● **Objective**: Restate the records that follow word for word; no pictures should appear.

● **Listed records**:
— BEGIN —

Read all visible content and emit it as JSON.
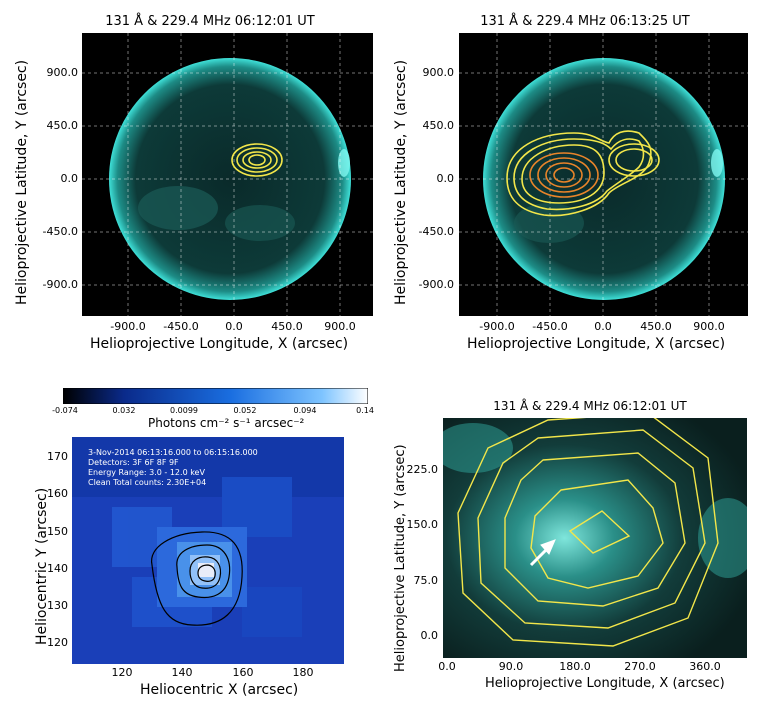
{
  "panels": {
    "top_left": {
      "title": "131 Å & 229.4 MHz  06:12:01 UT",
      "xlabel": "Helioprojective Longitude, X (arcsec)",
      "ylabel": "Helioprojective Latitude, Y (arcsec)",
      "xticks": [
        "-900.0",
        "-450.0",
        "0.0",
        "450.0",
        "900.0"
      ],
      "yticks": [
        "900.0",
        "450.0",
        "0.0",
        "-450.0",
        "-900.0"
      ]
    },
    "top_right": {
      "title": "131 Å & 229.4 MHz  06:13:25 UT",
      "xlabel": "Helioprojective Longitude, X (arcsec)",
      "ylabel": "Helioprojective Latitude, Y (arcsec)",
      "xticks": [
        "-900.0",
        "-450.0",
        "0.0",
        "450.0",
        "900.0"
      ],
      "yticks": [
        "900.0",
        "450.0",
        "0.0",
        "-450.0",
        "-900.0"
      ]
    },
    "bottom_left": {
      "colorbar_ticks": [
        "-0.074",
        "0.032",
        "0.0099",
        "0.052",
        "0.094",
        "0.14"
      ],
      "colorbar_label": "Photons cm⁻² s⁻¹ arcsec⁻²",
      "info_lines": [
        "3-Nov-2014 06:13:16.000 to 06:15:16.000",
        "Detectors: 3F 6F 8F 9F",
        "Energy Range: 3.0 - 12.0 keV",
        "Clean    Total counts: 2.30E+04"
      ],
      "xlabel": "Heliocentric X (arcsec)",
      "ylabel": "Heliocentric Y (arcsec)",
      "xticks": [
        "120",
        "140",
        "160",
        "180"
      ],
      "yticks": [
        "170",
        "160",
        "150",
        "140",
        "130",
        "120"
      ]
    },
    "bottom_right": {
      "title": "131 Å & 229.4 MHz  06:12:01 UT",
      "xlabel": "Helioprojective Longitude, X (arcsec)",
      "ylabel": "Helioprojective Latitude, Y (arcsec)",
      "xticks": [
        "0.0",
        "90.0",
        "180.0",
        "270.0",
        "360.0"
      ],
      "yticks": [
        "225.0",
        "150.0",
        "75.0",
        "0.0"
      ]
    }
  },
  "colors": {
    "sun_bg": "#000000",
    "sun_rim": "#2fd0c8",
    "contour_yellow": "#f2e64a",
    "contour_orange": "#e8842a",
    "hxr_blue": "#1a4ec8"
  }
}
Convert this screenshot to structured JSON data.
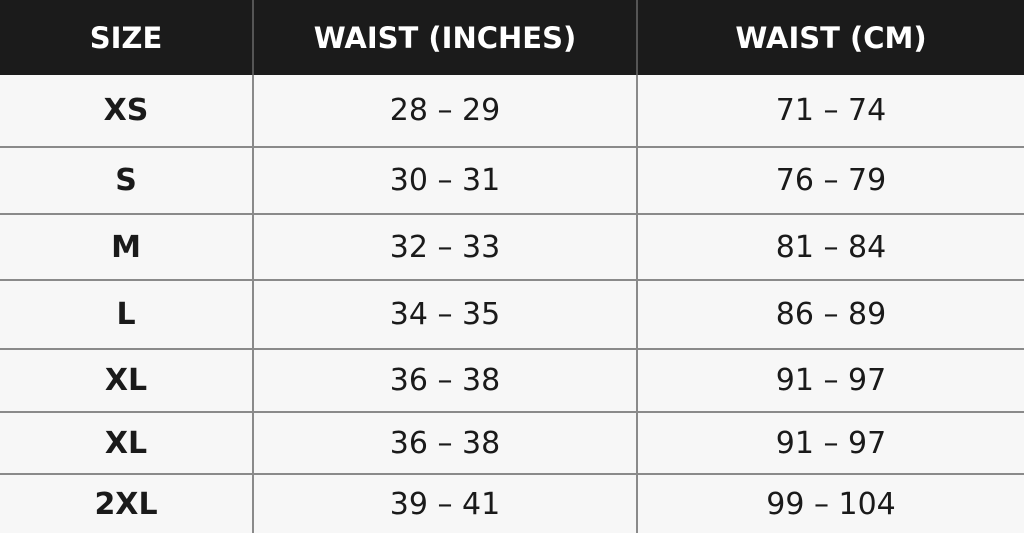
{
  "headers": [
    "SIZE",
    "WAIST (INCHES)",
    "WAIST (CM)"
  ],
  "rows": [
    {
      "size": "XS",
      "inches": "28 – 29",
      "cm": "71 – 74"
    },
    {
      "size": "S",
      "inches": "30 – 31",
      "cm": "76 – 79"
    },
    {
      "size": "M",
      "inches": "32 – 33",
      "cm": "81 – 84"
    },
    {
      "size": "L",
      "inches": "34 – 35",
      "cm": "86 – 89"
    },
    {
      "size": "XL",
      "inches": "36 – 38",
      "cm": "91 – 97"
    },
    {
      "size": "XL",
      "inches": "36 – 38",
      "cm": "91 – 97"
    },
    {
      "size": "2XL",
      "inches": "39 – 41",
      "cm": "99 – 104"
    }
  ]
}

— END —

● **Expected answer**:
Read all visible content and emit it as JSON.
{
  "panels": {
    "top_left": {
      "title": "131 Å & 229.4 MHz  06:12:01 UT",
      "xlabel": "Helioprojective Longitude, X (arcsec)",
      "ylabel": "Helioprojective Latitude, Y (arcsec)",
      "xticks": [
        "-900.0",
        "-450.0",
        "0.0",
        "450.0",
        "900.0"
      ],
      "yticks": [
        "900.0",
        "450.0",
        "0.0",
        "-450.0",
        "-900.0"
      ]
    },
    "top_right": {
      "title": "131 Å & 229.4 MHz  06:13:25 UT",
      "xlabel": "Helioprojective Longitude, X (arcsec)",
      "ylabel": "Helioprojective Latitude, Y (arcsec)",
      "xticks": [
        "-900.0",
        "-450.0",
        "0.0",
        "450.0",
        "900.0"
      ],
      "yticks": [
        "900.0",
        "450.0",
        "0.0",
        "-450.0",
        "-900.0"
      ]
    },
    "bottom_left": {
      "colorbar_ticks": [
        "-0.074",
        "0.032",
        "0.0099",
        "0.052",
        "0.094",
        "0.14"
      ],
      "colorbar_label": "Photons cm⁻² s⁻¹ arcsec⁻²",
      "info_lines": [
        "3-Nov-2014 06:13:16.000 to 06:15:16.000",
        "Detectors: 3F 6F 8F 9F",
        "Energy Range: 3.0 - 12.0 keV",
        "Clean    Total counts: 2.30E+04"
      ],
      "xlabel": "Heliocentric X (arcsec)",
      "ylabel": "Heliocentric Y (arcsec)",
      "xticks": [
        "120",
        "140",
        "160",
        "180"
      ],
      "yticks": [
        "170",
        "160",
        "150",
        "140",
        "130",
        "120"
      ]
    },
    "bottom_right": {
      "title": "131 Å & 229.4 MHz  06:12:01 UT",
      "xlabel": "Helioprojective Longitude, X (arcsec)",
      "ylabel": "Helioprojective Latitude, Y (arcsec)",
      "xticks": [
        "0.0",
        "90.0",
        "180.0",
        "270.0",
        "360.0"
      ],
      "yticks": [
        "225.0",
        "150.0",
        "75.0",
        "0.0"
      ]
    }
  },
  "colors": {
    "sun_bg": "#000000",
    "sun_rim": "#2fd0c8",
    "contour_yellow": "#f2e64a",
    "contour_orange": "#e8842a",
    "hxr_blue": "#1a4ec8"
  }
}
Convert this screenshot to structured JSON data.
{
  "headers": [
    "SIZE",
    "WAIST (INCHES)",
    "WAIST (CM)"
  ],
  "rows": [
    {
      "size": "XS",
      "inches": "28 – 29",
      "cm": "71 – 74"
    },
    {
      "size": "S",
      "inches": "30 – 31",
      "cm": "76 – 79"
    },
    {
      "size": "M",
      "inches": "32 – 33",
      "cm": "81 – 84"
    },
    {
      "size": "L",
      "inches": "34 – 35",
      "cm": "86 – 89"
    },
    {
      "size": "XL",
      "inches": "36 – 38",
      "cm": "91 – 97"
    },
    {
      "size": "XL",
      "inches": "36 – 38",
      "cm": "91 – 97"
    },
    {
      "size": "2XL",
      "inches": "39 – 41",
      "cm": "99 – 104"
    }
  ]
}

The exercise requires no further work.